======== Data for the task ========

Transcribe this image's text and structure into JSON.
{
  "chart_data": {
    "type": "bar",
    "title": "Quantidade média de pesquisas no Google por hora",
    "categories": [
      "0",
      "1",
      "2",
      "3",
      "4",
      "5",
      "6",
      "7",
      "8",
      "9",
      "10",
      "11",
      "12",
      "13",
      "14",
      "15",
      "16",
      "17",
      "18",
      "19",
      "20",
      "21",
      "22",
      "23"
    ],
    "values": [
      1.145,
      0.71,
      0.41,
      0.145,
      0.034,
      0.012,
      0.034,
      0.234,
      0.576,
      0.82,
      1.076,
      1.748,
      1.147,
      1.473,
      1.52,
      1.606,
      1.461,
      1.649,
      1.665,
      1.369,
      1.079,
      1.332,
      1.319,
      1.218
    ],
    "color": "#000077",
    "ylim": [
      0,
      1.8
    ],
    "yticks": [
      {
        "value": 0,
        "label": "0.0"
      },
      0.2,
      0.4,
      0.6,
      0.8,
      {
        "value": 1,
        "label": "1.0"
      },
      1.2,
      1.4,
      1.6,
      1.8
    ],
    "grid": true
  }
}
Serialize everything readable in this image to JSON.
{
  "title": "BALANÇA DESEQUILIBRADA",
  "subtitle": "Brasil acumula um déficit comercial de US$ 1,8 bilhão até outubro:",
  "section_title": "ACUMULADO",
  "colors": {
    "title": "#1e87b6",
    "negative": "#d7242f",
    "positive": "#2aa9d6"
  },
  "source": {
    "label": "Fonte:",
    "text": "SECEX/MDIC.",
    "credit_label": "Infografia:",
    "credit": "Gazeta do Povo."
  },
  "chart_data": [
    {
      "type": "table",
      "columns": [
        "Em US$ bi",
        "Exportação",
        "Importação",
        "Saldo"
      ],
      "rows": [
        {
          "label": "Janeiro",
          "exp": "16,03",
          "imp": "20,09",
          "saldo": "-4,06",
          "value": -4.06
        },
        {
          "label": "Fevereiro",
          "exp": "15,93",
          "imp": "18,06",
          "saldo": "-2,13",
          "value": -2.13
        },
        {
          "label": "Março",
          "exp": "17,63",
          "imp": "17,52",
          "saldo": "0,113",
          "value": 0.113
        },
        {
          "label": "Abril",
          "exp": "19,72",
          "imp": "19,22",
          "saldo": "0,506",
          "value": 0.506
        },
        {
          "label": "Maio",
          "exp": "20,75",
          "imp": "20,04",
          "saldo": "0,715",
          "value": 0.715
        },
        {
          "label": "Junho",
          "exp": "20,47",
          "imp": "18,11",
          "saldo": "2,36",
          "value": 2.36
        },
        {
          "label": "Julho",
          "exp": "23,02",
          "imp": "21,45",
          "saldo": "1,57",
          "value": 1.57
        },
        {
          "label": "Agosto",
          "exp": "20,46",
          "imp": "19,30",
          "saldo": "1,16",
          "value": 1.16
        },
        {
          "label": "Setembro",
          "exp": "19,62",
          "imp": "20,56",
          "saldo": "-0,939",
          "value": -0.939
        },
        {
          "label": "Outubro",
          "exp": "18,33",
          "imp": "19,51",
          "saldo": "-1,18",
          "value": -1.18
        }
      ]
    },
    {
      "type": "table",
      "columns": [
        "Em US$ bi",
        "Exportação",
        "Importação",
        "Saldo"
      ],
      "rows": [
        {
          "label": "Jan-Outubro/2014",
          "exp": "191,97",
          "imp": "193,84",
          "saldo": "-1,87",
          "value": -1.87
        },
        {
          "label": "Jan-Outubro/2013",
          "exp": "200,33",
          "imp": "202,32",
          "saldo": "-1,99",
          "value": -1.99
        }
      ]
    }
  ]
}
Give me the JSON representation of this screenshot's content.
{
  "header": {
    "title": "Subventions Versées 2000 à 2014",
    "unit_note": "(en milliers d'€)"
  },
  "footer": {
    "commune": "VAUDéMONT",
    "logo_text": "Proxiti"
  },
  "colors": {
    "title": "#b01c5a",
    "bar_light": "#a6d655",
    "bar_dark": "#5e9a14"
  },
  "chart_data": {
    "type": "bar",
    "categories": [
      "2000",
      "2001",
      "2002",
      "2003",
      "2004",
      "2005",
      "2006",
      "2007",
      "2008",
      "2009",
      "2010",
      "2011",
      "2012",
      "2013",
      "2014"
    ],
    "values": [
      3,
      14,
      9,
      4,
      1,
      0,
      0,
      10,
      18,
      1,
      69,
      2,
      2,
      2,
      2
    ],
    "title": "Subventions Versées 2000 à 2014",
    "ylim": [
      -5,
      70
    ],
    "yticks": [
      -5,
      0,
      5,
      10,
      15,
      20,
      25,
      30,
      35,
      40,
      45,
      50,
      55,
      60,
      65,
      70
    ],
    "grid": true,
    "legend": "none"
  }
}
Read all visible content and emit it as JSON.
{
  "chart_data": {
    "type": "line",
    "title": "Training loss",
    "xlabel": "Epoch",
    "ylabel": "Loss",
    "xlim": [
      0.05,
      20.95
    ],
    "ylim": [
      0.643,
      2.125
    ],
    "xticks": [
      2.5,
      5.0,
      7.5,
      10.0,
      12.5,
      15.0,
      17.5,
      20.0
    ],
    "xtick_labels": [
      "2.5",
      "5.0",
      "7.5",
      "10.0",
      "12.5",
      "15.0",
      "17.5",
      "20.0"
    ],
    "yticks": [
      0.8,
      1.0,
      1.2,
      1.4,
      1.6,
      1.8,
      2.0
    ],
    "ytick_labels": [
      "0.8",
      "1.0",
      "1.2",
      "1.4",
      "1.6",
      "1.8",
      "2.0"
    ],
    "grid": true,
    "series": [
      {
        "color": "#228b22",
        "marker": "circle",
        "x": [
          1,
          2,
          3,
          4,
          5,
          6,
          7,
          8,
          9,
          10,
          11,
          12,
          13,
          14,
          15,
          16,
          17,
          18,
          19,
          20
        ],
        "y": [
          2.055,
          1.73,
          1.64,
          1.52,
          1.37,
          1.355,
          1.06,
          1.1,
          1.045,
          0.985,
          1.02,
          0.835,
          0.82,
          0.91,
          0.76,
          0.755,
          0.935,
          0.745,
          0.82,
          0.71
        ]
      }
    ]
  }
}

========

Restate the whole of the material exactly.

## Solution
Transcribe this image's text and structure into JSON.
{
  "chart_data": {
    "type": "bar",
    "title": "Quantidade média de pesquisas no Google por hora",
    "categories": [
      "0",
      "1",
      "2",
      "3",
      "4",
      "5",
      "6",
      "7",
      "8",
      "9",
      "10",
      "11",
      "12",
      "13",
      "14",
      "15",
      "16",
      "17",
      "18",
      "19",
      "20",
      "21",
      "22",
      "23"
    ],
    "values": [
      1.145,
      0.71,
      0.41,
      0.145,
      0.034,
      0.012,
      0.034,
      0.234,
      0.576,
      0.82,
      1.076,
      1.748,
      1.147,
      1.473,
      1.52,
      1.606,
      1.461,
      1.649,
      1.665,
      1.369,
      1.079,
      1.332,
      1.319,
      1.218
    ],
    "color": "#000077",
    "ylim": [
      0,
      1.8
    ],
    "yticks": [
      {
        "value": 0,
        "label": "0.0"
      },
      0.2,
      0.4,
      0.6,
      0.8,
      {
        "value": 1,
        "label": "1.0"
      },
      1.2,
      1.4,
      1.6,
      1.8
    ],
    "grid": true
  }
}
Serialize everything readable in this image to JSON.
{
  "title": "BALANÇA DESEQUILIBRADA",
  "subtitle": "Brasil acumula um déficit comercial de US$ 1,8 bilhão até outubro:",
  "section_title": "ACUMULADO",
  "colors": {
    "title": "#1e87b6",
    "negative": "#d7242f",
    "positive": "#2aa9d6"
  },
  "source": {
    "label": "Fonte:",
    "text": "SECEX/MDIC.",
    "credit_label": "Infografia:",
    "credit": "Gazeta do Povo."
  },
  "chart_data": [
    {
      "type": "table",
      "columns": [
        "Em US$ bi",
        "Exportação",
        "Importação",
        "Saldo"
      ],
      "rows": [
        {
          "label": "Janeiro",
          "exp": "16,03",
          "imp": "20,09",
          "saldo": "-4,06",
          "value": -4.06
        },
        {
          "label": "Fevereiro",
          "exp": "15,93",
          "imp": "18,06",
          "saldo": "-2,13",
          "value": -2.13
        },
        {
          "label": "Março",
          "exp": "17,63",
          "imp": "17,52",
          "saldo": "0,113",
          "value": 0.113
        },
        {
          "label": "Abril",
          "exp": "19,72",
          "imp": "19,22",
          "saldo": "0,506",
          "value": 0.506
        },
        {
          "label": "Maio",
          "exp": "20,75",
          "imp": "20,04",
          "saldo": "0,715",
          "value": 0.715
        },
        {
          "label": "Junho",
          "exp": "20,47",
          "imp": "18,11",
          "saldo": "2,36",
          "value": 2.36
        },
        {
          "label": "Julho",
          "exp": "23,02",
          "imp": "21,45",
          "saldo": "1,57",
          "value": 1.57
        },
        {
          "label": "Agosto",
          "exp": "20,46",
          "imp": "19,30",
          "saldo": "1,16",
          "value": 1.16
        },
        {
          "label": "Setembro",
          "exp": "19,62",
          "imp": "20,56",
          "saldo": "-0,939",
          "value": -0.939
        },
        {
          "label": "Outubro",
          "exp": "18,33",
          "imp": "19,51",
          "saldo": "-1,18",
          "value": -1.18
        }
      ]
    },
    {
      "type": "table",
      "columns": [
        "Em US$ bi",
        "Exportação",
        "Importação",
        "Saldo"
      ],
      "rows": [
        {
          "label": "Jan-Outubro/2014",
          "exp": "191,97",
          "imp": "193,84",
          "saldo": "-1,87",
          "value": -1.87
        },
        {
          "label": "Jan-Outubro/2013",
          "exp": "200,33",
          "imp": "202,32",
          "saldo": "-1,99",
          "value": -1.99
        }
      ]
    }
  ]
}
Give me the JSON representation of this screenshot's content.
{
  "header": {
    "title": "Subventions Versées 2000 à 2014",
    "unit_note": "(en milliers d'€)"
  },
  "footer": {
    "commune": "VAUDéMONT",
    "logo_text": "Proxiti"
  },
  "colors": {
    "title": "#b01c5a",
    "bar_light": "#a6d655",
    "bar_dark": "#5e9a14"
  },
  "chart_data": {
    "type": "bar",
    "categories": [
      "2000",
      "2001",
      "2002",
      "2003",
      "2004",
      "2005",
      "2006",
      "2007",
      "2008",
      "2009",
      "2010",
      "2011",
      "2012",
      "2013",
      "2014"
    ],
    "values": [
      3,
      14,
      9,
      4,
      1,
      0,
      0,
      10,
      18,
      1,
      69,
      2,
      2,
      2,
      2
    ],
    "title": "Subventions Versées 2000 à 2014",
    "ylim": [
      -5,
      70
    ],
    "yticks": [
      -5,
      0,
      5,
      10,
      15,
      20,
      25,
      30,
      35,
      40,
      45,
      50,
      55,
      60,
      65,
      70
    ],
    "grid": true,
    "legend": "none"
  }
}
Read all visible content and emit it as JSON.
{
  "chart_data": {
    "type": "line",
    "title": "Training loss",
    "xlabel": "Epoch",
    "ylabel": "Loss",
    "xlim": [
      0.05,
      20.95
    ],
    "ylim": [
      0.643,
      2.125
    ],
    "xticks": [
      2.5,
      5.0,
      7.5,
      10.0,
      12.5,
      15.0,
      17.5,
      20.0
    ],
    "xtick_labels": [
      "2.5",
      "5.0",
      "7.5",
      "10.0",
      "12.5",
      "15.0",
      "17.5",
      "20.0"
    ],
    "yticks": [
      0.8,
      1.0,
      1.2,
      1.4,
      1.6,
      1.8,
      2.0
    ],
    "ytick_labels": [
      "0.8",
      "1.0",
      "1.2",
      "1.4",
      "1.6",
      "1.8",
      "2.0"
    ],
    "grid": true,
    "series": [
      {
        "color": "#228b22",
        "marker": "circle",
        "x": [
          1,
          2,
          3,
          4,
          5,
          6,
          7,
          8,
          9,
          10,
          11,
          12,
          13,
          14,
          15,
          16,
          17,
          18,
          19,
          20
        ],
        "y": [
          2.055,
          1.73,
          1.64,
          1.52,
          1.37,
          1.355,
          1.06,
          1.1,
          1.045,
          0.985,
          1.02,
          0.835,
          0.82,
          0.91,
          0.76,
          0.755,
          0.935,
          0.745,
          0.82,
          0.71
        ]
      }
    ]
  }
}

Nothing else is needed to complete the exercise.